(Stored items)
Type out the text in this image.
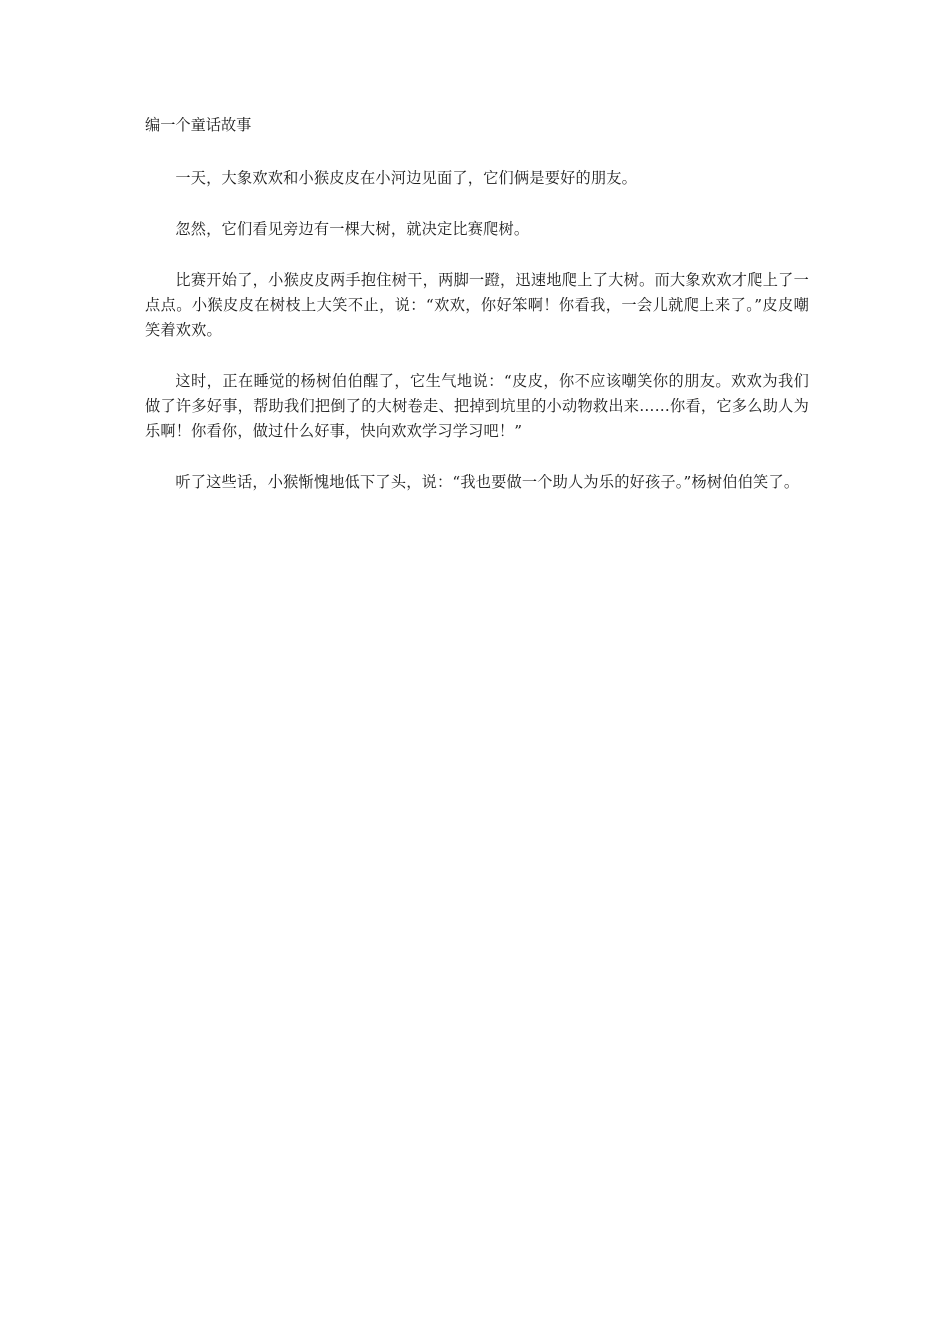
编一个童话故事

一天，大象欢欢和小猴皮皮在小河边见面了，它们俩是要好的朋友。

忽然，它们看见旁边有一棵大树，就决定比赛爬树。

比赛开始了，小猴皮皮两手抱住树干，两脚一蹬，迅速地爬上了大树。而大象欢欢才爬上了一点点。小猴皮皮在树枝上大笑不止，说：“欢欢，你好笨啊！你看我，一会儿就爬上来了。”皮皮嘲笑着欢欢。

这时，正在睡觉的杨树伯伯醒了，它生气地说：“皮皮，你不应该嘲笑你的朋友。欢欢为我们做了许多好事，帮助我们把倒了的大树卷走、把掉到坑里的小动物救出来……你看，它多么助人为乐啊！你看你，做过什么好事，快向欢欢学习学习吧！”

听了这些话，小猴惭愧地低下了头，说：“我也要做一个助人为乐的好孩子。”杨树伯伯笑了。
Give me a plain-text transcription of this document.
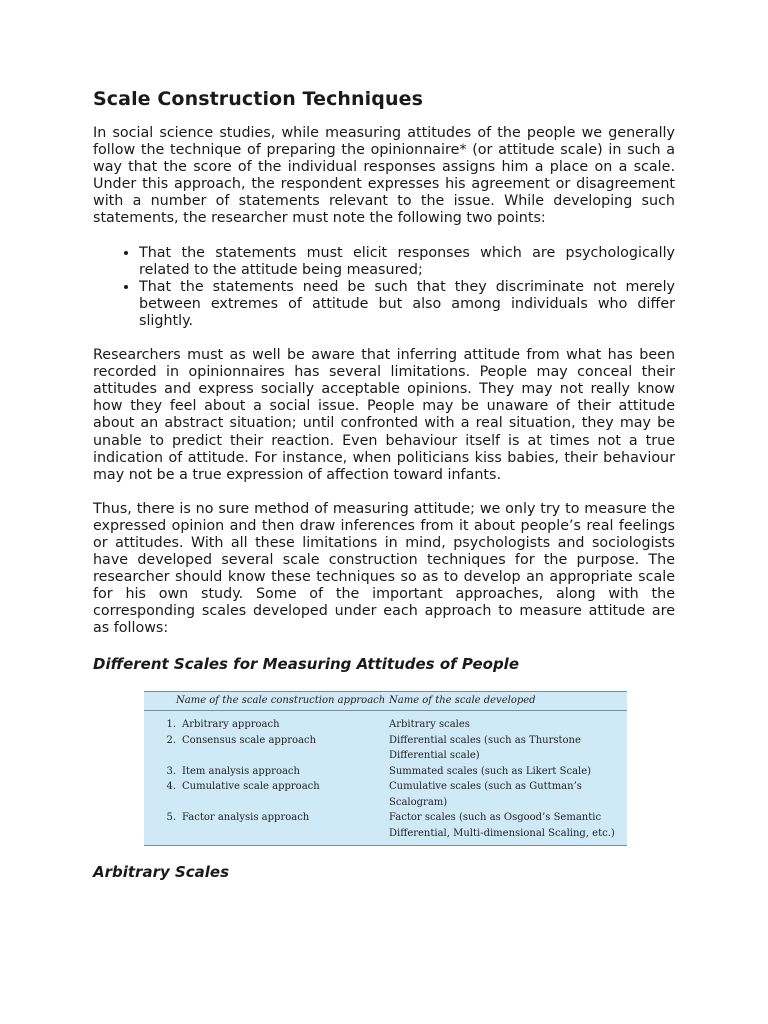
Scale Construction Techniques

In social science studies, while measuring attitudes of the people we generally follow the technique of preparing the opinionnaire* (or attitude scale) in such a way that the score of the individual responses assigns him a place on a scale. Under this approach, the respondent expresses his agreement or disagreement with a number of statements relevant to the issue. While developing such statements, the researcher must note the following two points:

• That the statements must elicit responses which are psychologically related to the attitude being measured;
• That the statements need be such that they discriminate not merely between extremes of attitude but also among individuals who differ slightly.

Researchers must as well be aware that inferring attitude from what has been recorded in opinionnaires has several limitations. People may conceal their attitudes and express socially acceptable opinions. They may not really know how they feel about a social issue. People may be unaware of their attitude about an abstract situation; until confronted with a real situation, they may be unable to predict their reaction. Even behaviour itself is at times not a true indication of attitude. For instance, when politicians kiss babies, their behaviour may not be a true expression of affection toward infants.

Thus, there is no sure method of measuring attitude; we only try to measure the expressed opinion and then draw inferences from it about people’s real feelings or attitudes. With all these limitations in mind, psychologists and sociologists have developed several scale construction techniques for the purpose. The researcher should know these techniques so as to develop an appropriate scale for his own study. Some of the important approaches, along with the corresponding scales developed under each approach to measure attitude are as follows:

Different Scales for Measuring Attitudes of People
Name of the scale construction approach		Name of the scale developed
1.	Arbitrary approach	Arbitrary scales

2.	Consensus scale approach	Differential scales (such as Thurstone
Differential scale)

3.	Item analysis approach	Summated scales (such as Likert Scale)

4.	Cumulative scale approach	Cumulative scales (such as Guttman’s Scalogram)

5.	Factor analysis approach	Factor scales (such as Osgood’s Semantic
Differential, Multi-dimensional Scaling, etc.)
Arbitrary Scales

:: BRIEF ::
Transcribe every entry word for word, but omit the pictures.

:: PROBLEM SOLUTION ::
Type out the text in this image.
编一个童话故事

一天，大象欢欢和小猴皮皮在小河边见面了，它们俩是要好的朋友。

忽然，它们看见旁边有一棵大树，就决定比赛爬树。

比赛开始了，小猴皮皮两手抱住树干，两脚一蹬，迅速地爬上了大树。而大象欢欢才爬上了一点点。小猴皮皮在树枝上大笑不止，说：“欢欢，你好笨啊！你看我，一会儿就爬上来了。”皮皮嘲笑着欢欢。

这时，正在睡觉的杨树伯伯醒了，它生气地说：“皮皮，你不应该嘲笑你的朋友。欢欢为我们做了许多好事，帮助我们把倒了的大树卷走、把掉到坑里的小动物救出来……你看，它多么助人为乐啊！你看你，做过什么好事，快向欢欢学习学习吧！”

听了这些话，小猴惭愧地低下了头，说：“我也要做一个助人为乐的好孩子。”杨树伯伯笑了。
Give me a plain-text transcription of this document.
Scale Construction Techniques

In social science studies, while measuring attitudes of the people we generally follow the technique of preparing the opinionnaire* (or attitude scale) in such a way that the score of the individual responses assigns him a place on a scale. Under this approach, the respondent expresses his agreement or disagreement with a number of statements relevant to the issue. While developing such statements, the researcher must note the following two points:

• That the statements must elicit responses which are psychologically related to the attitude being measured;
• That the statements need be such that they discriminate not merely between extremes of attitude but also among individuals who differ slightly.

Researchers must as well be aware that inferring attitude from what has been recorded in opinionnaires has several limitations. People may conceal their attitudes and express socially acceptable opinions. They may not really know how they feel about a social issue. People may be unaware of their attitude about an abstract situation; until confronted with a real situation, they may be unable to predict their reaction. Even behaviour itself is at times not a true indication of attitude. For instance, when politicians kiss babies, their behaviour may not be a true expression of affection toward infants.

Thus, there is no sure method of measuring attitude; we only try to measure the expressed opinion and then draw inferences from it about people’s real feelings or attitudes. With all these limitations in mind, psychologists and sociologists have developed several scale construction techniques for the purpose. The researcher should know these techniques so as to develop an appropriate scale for his own study. Some of the important approaches, along with the corresponding scales developed under each approach to measure attitude are as follows:

Different Scales for Measuring Attitudes of People
Name of the scale construction approach		Name of the scale developed
1.	Arbitrary approach	Arbitrary scales

2.	Consensus scale approach	Differential scales (such as Thurstone
Differential scale)

3.	Item analysis approach	Summated scales (such as Likert Scale)

4.	Cumulative scale approach	Cumulative scales (such as Guttman’s Scalogram)

5.	Factor analysis approach	Factor scales (such as Osgood’s Semantic
Differential, Multi-dimensional Scaling, etc.)
Arbitrary Scales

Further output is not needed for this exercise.